Exercise requirements:
Work through the material below and count the lines holding the word "وجملة"; give that count and nothing more.

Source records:
=-=-=

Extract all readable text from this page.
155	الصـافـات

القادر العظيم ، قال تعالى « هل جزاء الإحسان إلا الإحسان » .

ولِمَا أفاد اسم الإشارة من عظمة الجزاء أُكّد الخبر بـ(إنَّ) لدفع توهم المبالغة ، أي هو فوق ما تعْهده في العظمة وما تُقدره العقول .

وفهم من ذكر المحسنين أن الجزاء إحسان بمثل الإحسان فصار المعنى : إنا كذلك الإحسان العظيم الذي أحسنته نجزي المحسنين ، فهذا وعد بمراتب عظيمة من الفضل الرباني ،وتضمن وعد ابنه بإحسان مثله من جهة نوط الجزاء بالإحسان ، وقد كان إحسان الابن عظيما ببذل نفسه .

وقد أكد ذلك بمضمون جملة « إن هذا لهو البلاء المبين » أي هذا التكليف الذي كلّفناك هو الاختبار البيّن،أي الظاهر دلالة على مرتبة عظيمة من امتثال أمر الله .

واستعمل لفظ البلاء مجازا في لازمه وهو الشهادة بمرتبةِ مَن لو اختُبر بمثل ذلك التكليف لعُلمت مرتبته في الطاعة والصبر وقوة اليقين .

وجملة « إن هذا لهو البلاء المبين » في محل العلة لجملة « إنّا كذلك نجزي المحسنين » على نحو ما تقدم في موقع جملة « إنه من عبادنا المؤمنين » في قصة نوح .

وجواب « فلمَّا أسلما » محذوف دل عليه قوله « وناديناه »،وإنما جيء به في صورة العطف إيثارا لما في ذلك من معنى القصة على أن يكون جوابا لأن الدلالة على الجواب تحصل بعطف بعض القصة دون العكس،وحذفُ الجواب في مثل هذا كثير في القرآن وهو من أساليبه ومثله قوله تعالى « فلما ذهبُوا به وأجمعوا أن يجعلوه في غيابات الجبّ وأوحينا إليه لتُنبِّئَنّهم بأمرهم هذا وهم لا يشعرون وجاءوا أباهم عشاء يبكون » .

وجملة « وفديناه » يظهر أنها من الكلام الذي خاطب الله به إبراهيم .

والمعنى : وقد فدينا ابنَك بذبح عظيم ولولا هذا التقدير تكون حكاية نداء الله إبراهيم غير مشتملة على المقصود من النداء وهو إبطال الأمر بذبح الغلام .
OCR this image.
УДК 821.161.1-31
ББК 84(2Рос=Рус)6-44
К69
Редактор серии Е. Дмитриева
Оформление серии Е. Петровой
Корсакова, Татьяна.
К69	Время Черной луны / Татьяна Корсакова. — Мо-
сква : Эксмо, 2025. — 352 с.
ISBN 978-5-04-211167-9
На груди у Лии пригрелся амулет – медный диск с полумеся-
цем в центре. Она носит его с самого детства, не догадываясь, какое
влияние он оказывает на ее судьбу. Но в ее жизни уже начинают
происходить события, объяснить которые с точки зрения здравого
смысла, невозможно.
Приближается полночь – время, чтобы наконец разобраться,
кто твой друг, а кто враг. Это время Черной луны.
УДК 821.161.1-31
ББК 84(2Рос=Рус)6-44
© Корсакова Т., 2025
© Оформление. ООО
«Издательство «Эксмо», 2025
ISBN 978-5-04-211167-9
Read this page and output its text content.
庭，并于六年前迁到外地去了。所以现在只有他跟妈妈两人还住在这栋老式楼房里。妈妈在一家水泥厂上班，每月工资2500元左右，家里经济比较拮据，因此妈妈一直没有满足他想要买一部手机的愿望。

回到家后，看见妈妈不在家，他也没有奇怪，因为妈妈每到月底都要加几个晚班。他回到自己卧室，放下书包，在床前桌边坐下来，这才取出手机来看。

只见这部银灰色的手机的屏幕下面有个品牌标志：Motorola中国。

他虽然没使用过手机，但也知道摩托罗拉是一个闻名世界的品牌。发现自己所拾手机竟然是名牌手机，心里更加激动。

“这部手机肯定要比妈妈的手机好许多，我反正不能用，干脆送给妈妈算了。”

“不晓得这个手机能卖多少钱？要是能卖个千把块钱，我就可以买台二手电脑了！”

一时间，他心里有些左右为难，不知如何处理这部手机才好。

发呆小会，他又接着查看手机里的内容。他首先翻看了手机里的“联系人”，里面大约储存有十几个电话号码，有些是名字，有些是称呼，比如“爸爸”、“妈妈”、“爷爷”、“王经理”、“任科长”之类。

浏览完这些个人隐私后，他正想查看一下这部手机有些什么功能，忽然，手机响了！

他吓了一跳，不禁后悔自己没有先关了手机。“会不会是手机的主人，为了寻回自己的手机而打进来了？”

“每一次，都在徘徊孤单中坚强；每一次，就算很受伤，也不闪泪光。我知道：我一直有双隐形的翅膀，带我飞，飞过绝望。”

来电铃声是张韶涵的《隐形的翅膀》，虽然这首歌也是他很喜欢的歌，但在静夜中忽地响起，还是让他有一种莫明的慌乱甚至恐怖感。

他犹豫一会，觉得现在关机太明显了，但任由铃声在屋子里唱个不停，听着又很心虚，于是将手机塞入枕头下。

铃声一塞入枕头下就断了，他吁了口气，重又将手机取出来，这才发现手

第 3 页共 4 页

=-=-=

Expected output:
2